* **The exercise**: Take every line where the string "locks" appears and copy it.

* **Material for the task**:
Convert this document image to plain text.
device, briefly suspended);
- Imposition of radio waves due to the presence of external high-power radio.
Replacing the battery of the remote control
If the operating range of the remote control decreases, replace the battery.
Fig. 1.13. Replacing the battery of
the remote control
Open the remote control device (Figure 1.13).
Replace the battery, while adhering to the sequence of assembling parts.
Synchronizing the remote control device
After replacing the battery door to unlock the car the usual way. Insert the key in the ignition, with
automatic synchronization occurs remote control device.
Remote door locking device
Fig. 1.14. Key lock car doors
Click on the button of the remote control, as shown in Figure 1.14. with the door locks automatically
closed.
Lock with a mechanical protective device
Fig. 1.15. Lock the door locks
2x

* **Problem solution**:
Click on the button of the remote control, as shown in Figure 1.14. with the door locks automatically
Fig. 1.15. Lock the door locks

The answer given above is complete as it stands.